* START Material *

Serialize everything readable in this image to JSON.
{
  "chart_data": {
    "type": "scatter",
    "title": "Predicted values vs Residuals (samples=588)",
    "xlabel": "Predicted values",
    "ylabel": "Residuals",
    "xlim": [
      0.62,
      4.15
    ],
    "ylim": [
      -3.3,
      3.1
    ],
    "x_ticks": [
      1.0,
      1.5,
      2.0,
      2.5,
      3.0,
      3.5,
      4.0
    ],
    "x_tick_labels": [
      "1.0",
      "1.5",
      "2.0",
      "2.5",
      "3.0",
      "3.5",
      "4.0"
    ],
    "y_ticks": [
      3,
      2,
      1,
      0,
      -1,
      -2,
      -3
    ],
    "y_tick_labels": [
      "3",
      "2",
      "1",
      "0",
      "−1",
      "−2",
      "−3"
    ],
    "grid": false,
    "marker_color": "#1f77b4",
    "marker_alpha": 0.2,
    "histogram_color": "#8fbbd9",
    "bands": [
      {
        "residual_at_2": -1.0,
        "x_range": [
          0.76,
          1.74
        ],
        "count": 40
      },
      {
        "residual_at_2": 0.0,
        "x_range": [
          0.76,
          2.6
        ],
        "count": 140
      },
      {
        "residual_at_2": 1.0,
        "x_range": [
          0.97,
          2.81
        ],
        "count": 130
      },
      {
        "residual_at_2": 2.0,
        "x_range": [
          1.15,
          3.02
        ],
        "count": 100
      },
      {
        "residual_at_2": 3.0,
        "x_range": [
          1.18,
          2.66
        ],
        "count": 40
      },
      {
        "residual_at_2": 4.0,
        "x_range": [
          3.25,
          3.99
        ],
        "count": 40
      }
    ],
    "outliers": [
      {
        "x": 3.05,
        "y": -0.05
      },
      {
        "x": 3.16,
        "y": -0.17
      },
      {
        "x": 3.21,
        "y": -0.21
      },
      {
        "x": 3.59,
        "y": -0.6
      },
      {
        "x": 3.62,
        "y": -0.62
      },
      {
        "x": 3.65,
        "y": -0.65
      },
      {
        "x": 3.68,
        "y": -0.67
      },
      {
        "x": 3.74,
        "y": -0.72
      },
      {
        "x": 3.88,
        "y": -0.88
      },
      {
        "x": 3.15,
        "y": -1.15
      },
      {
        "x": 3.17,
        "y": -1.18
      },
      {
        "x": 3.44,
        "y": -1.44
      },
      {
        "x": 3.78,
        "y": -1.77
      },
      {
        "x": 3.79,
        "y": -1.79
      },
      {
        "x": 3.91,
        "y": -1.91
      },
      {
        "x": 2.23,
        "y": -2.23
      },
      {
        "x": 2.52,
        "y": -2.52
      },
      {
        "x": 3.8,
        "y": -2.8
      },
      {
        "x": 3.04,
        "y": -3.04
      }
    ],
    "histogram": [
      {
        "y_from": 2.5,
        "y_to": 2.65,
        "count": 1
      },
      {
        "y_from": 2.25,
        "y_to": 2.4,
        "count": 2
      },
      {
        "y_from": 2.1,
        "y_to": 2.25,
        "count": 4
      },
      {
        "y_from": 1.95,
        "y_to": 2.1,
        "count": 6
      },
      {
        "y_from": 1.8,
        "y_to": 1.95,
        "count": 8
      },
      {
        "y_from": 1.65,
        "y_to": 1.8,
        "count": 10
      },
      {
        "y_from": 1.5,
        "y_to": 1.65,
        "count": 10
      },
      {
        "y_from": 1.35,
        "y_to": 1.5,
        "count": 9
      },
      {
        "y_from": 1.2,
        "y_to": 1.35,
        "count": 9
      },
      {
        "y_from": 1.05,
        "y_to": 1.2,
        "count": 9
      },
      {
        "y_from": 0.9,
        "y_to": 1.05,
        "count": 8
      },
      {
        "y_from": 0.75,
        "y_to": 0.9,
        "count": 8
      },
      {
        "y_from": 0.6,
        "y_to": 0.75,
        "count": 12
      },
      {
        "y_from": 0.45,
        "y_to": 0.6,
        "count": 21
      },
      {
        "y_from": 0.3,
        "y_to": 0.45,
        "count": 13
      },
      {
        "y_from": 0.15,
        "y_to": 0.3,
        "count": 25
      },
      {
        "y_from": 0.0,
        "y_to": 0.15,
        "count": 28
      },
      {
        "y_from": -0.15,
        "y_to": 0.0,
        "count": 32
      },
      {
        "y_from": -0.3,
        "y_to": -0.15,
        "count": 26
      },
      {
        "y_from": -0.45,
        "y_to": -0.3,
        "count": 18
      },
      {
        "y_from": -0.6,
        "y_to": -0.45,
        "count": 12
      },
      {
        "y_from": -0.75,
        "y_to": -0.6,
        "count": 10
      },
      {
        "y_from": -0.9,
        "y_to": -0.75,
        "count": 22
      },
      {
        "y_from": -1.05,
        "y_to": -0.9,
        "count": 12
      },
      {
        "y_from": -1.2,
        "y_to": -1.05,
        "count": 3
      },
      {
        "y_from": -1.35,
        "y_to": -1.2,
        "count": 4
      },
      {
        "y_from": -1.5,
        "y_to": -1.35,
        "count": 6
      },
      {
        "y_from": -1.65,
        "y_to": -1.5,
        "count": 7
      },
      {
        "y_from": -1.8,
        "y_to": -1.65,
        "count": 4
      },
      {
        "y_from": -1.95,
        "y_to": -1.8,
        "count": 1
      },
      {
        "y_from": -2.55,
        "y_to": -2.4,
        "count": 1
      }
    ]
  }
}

* END Material *

> **What to do**
Go through the records and print each one exactly.

> **Answer**
Serialize everything readable in this image to JSON.
{
  "chart_data": {
    "type": "scatter",
    "title": "Predicted values vs Residuals (samples=588)",
    "xlabel": "Predicted values",
    "ylabel": "Residuals",
    "xlim": [
      0.62,
      4.15
    ],
    "ylim": [
      -3.3,
      3.1
    ],
    "x_ticks": [
      1.0,
      1.5,
      2.0,
      2.5,
      3.0,
      3.5,
      4.0
    ],
    "x_tick_labels": [
      "1.0",
      "1.5",
      "2.0",
      "2.5",
      "3.0",
      "3.5",
      "4.0"
    ],
    "y_ticks": [
      3,
      2,
      1,
      0,
      -1,
      -2,
      -3
    ],
    "y_tick_labels": [
      "3",
      "2",
      "1",
      "0",
      "−1",
      "−2",
      "−3"
    ],
    "grid": false,
    "marker_color": "#1f77b4",
    "marker_alpha": 0.2,
    "histogram_color": "#8fbbd9",
    "bands": [
      {
        "residual_at_2": -1.0,
        "x_range": [
          0.76,
          1.74
        ],
        "count": 40
      },
      {
        "residual_at_2": 0.0,
        "x_range": [
          0.76,
          2.6
        ],
        "count": 140
      },
      {
        "residual_at_2": 1.0,
        "x_range": [
          0.97,
          2.81
        ],
        "count": 130
      },
      {
        "residual_at_2": 2.0,
        "x_range": [
          1.15,
          3.02
        ],
        "count": 100
      },
      {
        "residual_at_2": 3.0,
        "x_range": [
          1.18,
          2.66
        ],
        "count": 40
      },
      {
        "residual_at_2": 4.0,
        "x_range": [
          3.25,
          3.99
        ],
        "count": 40
      }
    ],
    "outliers": [
      {
        "x": 3.05,
        "y": -0.05
      },
      {
        "x": 3.16,
        "y": -0.17
      },
      {
        "x": 3.21,
        "y": -0.21
      },
      {
        "x": 3.59,
        "y": -0.6
      },
      {
        "x": 3.62,
        "y": -0.62
      },
      {
        "x": 3.65,
        "y": -0.65
      },
      {
        "x": 3.68,
        "y": -0.67
      },
      {
        "x": 3.74,
        "y": -0.72
      },
      {
        "x": 3.88,
        "y": -0.88
      },
      {
        "x": 3.15,
        "y": -1.15
      },
      {
        "x": 3.17,
        "y": -1.18
      },
      {
        "x": 3.44,
        "y": -1.44
      },
      {
        "x": 3.78,
        "y": -1.77
      },
      {
        "x": 3.79,
        "y": -1.79
      },
      {
        "x": 3.91,
        "y": -1.91
      },
      {
        "x": 2.23,
        "y": -2.23
      },
      {
        "x": 2.52,
        "y": -2.52
      },
      {
        "x": 3.8,
        "y": -2.8
      },
      {
        "x": 3.04,
        "y": -3.04
      }
    ],
    "histogram": [
      {
        "y_from": 2.5,
        "y_to": 2.65,
        "count": 1
      },
      {
        "y_from": 2.25,
        "y_to": 2.4,
        "count": 2
      },
      {
        "y_from": 2.1,
        "y_to": 2.25,
        "count": 4
      },
      {
        "y_from": 1.95,
        "y_to": 2.1,
        "count": 6
      },
      {
        "y_from": 1.8,
        "y_to": 1.95,
        "count": 8
      },
      {
        "y_from": 1.65,
        "y_to": 1.8,
        "count": 10
      },
      {
        "y_from": 1.5,
        "y_to": 1.65,
        "count": 10
      },
      {
        "y_from": 1.35,
        "y_to": 1.5,
        "count": 9
      },
      {
        "y_from": 1.2,
        "y_to": 1.35,
        "count": 9
      },
      {
        "y_from": 1.05,
        "y_to": 1.2,
        "count": 9
      },
      {
        "y_from": 0.9,
        "y_to": 1.05,
        "count": 8
      },
      {
        "y_from": 0.75,
        "y_to": 0.9,
        "count": 8
      },
      {
        "y_from": 0.6,
        "y_to": 0.75,
        "count": 12
      },
      {
        "y_from": 0.45,
        "y_to": 0.6,
        "count": 21
      },
      {
        "y_from": 0.3,
        "y_to": 0.45,
        "count": 13
      },
      {
        "y_from": 0.15,
        "y_to": 0.3,
        "count": 25
      },
      {
        "y_from": 0.0,
        "y_to": 0.15,
        "count": 28
      },
      {
        "y_from": -0.15,
        "y_to": 0.0,
        "count": 32
      },
      {
        "y_from": -0.3,
        "y_to": -0.15,
        "count": 26
      },
      {
        "y_from": -0.45,
        "y_to": -0.3,
        "count": 18
      },
      {
        "y_from": -0.6,
        "y_to": -0.45,
        "count": 12
      },
      {
        "y_from": -0.75,
        "y_to": -0.6,
        "count": 10
      },
      {
        "y_from": -0.9,
        "y_to": -0.75,
        "count": 22
      },
      {
        "y_from": -1.05,
        "y_to": -0.9,
        "count": 12
      },
      {
        "y_from": -1.2,
        "y_to": -1.05,
        "count": 3
      },
      {
        "y_from": -1.35,
        "y_to": -1.2,
        "count": 4
      },
      {
        "y_from": -1.5,
        "y_to": -1.35,
        "count": 6
      },
      {
        "y_from": -1.65,
        "y_to": -1.5,
        "count": 7
      },
      {
        "y_from": -1.8,
        "y_to": -1.65,
        "count": 4
      },
      {
        "y_from": -1.95,
        "y_to": -1.8,
        "count": 1
      },
      {
        "y_from": -2.55,
        "y_to": -2.4,
        "count": 1
      }
    ]
  }
}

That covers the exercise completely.